**Given request:** Repeat each line exactly as it is written.

[Records contained in a dataset]
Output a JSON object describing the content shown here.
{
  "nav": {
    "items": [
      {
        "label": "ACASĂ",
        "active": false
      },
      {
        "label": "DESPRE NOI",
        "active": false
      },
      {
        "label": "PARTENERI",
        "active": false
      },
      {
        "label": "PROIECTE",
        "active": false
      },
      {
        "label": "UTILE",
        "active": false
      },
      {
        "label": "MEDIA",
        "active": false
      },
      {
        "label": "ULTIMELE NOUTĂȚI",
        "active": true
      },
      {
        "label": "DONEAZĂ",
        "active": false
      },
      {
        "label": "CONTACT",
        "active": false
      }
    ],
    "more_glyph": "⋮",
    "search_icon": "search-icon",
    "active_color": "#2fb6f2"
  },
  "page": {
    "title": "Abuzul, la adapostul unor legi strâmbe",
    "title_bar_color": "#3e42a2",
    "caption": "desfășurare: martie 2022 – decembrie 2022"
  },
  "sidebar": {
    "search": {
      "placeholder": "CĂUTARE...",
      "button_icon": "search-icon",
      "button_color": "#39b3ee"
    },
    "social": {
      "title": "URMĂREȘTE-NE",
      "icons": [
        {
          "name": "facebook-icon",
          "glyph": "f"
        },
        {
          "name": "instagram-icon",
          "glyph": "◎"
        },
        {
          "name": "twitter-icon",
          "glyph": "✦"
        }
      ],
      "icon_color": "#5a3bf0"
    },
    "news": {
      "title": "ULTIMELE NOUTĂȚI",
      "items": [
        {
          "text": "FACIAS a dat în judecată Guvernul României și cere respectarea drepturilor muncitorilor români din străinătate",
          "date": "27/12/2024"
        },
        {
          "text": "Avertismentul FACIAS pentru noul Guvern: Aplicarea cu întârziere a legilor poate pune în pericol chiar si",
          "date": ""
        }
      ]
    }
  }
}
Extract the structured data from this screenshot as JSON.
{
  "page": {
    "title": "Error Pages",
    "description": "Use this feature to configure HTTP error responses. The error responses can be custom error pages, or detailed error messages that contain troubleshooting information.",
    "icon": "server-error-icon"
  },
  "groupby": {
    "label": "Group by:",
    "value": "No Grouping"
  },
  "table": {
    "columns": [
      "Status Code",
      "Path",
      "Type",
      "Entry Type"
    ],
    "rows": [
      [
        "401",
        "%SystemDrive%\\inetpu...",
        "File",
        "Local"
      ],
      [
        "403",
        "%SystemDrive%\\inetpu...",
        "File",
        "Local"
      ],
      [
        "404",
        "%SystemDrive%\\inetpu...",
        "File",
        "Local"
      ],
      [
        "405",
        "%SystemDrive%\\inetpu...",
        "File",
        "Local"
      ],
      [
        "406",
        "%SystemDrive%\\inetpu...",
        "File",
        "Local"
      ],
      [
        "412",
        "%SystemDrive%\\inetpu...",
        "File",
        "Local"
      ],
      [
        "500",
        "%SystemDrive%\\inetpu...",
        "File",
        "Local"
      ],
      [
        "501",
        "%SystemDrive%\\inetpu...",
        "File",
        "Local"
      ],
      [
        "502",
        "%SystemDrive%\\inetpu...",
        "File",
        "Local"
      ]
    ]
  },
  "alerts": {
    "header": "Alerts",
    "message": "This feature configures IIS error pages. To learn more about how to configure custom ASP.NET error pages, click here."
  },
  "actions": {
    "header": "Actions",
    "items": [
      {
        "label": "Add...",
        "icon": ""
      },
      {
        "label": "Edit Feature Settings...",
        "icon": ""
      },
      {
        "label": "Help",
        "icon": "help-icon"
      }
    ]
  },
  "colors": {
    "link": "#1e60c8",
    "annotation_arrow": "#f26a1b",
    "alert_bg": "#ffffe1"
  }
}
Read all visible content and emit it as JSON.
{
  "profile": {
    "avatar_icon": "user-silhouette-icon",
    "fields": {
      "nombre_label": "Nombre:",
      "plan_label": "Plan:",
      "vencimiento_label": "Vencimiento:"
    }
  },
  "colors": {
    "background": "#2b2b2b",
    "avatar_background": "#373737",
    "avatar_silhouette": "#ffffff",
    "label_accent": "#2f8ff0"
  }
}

**Worked answer:**
Output a JSON object describing the content shown here.
{
  "nav": {
    "items": [
      {
        "label": "ACASĂ",
        "active": false
      },
      {
        "label": "DESPRE NOI",
        "active": false
      },
      {
        "label": "PARTENERI",
        "active": false
      },
      {
        "label": "PROIECTE",
        "active": false
      },
      {
        "label": "UTILE",
        "active": false
      },
      {
        "label": "MEDIA",
        "active": false
      },
      {
        "label": "ULTIMELE NOUTĂȚI",
        "active": true
      },
      {
        "label": "DONEAZĂ",
        "active": false
      },
      {
        "label": "CONTACT",
        "active": false
      }
    ],
    "more_glyph": "⋮",
    "search_icon": "search-icon",
    "active_color": "#2fb6f2"
  },
  "page": {
    "title": "Abuzul, la adapostul unor legi strâmbe",
    "title_bar_color": "#3e42a2",
    "caption": "desfășurare: martie 2022 – decembrie 2022"
  },
  "sidebar": {
    "search": {
      "placeholder": "CĂUTARE...",
      "button_icon": "search-icon",
      "button_color": "#39b3ee"
    },
    "social": {
      "title": "URMĂREȘTE-NE",
      "icons": [
        {
          "name": "facebook-icon",
          "glyph": "f"
        },
        {
          "name": "instagram-icon",
          "glyph": "◎"
        },
        {
          "name": "twitter-icon",
          "glyph": "✦"
        }
      ],
      "icon_color": "#5a3bf0"
    },
    "news": {
      "title": "ULTIMELE NOUTĂȚI",
      "items": [
        {
          "text": "FACIAS a dat în judecată Guvernul României și cere respectarea drepturilor muncitorilor români din străinătate",
          "date": "27/12/2024"
        },
        {
          "text": "Avertismentul FACIAS pentru noul Guvern: Aplicarea cu întârziere a legilor poate pune în pericol chiar si",
          "date": ""
        }
      ]
    }
  }
}
Extract the structured data from this screenshot as JSON.
{
  "page": {
    "title": "Error Pages",
    "description": "Use this feature to configure HTTP error responses. The error responses can be custom error pages, or detailed error messages that contain troubleshooting information.",
    "icon": "server-error-icon"
  },
  "groupby": {
    "label": "Group by:",
    "value": "No Grouping"
  },
  "table": {
    "columns": [
      "Status Code",
      "Path",
      "Type",
      "Entry Type"
    ],
    "rows": [
      [
        "401",
        "%SystemDrive%\\inetpu...",
        "File",
        "Local"
      ],
      [
        "403",
        "%SystemDrive%\\inetpu...",
        "File",
        "Local"
      ],
      [
        "404",
        "%SystemDrive%\\inetpu...",
        "File",
        "Local"
      ],
      [
        "405",
        "%SystemDrive%\\inetpu...",
        "File",
        "Local"
      ],
      [
        "406",
        "%SystemDrive%\\inetpu...",
        "File",
        "Local"
      ],
      [
        "412",
        "%SystemDrive%\\inetpu...",
        "File",
        "Local"
      ],
      [
        "500",
        "%SystemDrive%\\inetpu...",
        "File",
        "Local"
      ],
      [
        "501",
        "%SystemDrive%\\inetpu...",
        "File",
        "Local"
      ],
      [
        "502",
        "%SystemDrive%\\inetpu...",
        "File",
        "Local"
      ]
    ]
  },
  "alerts": {
    "header": "Alerts",
    "message": "This feature configures IIS error pages. To learn more about how to configure custom ASP.NET error pages, click here."
  },
  "actions": {
    "header": "Actions",
    "items": [
      {
        "label": "Add...",
        "icon": ""
      },
      {
        "label": "Edit Feature Settings...",
        "icon": ""
      },
      {
        "label": "Help",
        "icon": "help-icon"
      }
    ]
  },
  "colors": {
    "link": "#1e60c8",
    "annotation_arrow": "#f26a1b",
    "alert_bg": "#ffffe1"
  }
}
Read all visible content and emit it as JSON.
{
  "profile": {
    "avatar_icon": "user-silhouette-icon",
    "fields": {
      "nombre_label": "Nombre:",
      "plan_label": "Plan:",
      "vencimiento_label": "Vencimiento:"
    }
  },
  "colors": {
    "background": "#2b2b2b",
    "avatar_background": "#373737",
    "avatar_silhouette": "#ffffff",
    "label_accent": "#2f8ff0"
  }
}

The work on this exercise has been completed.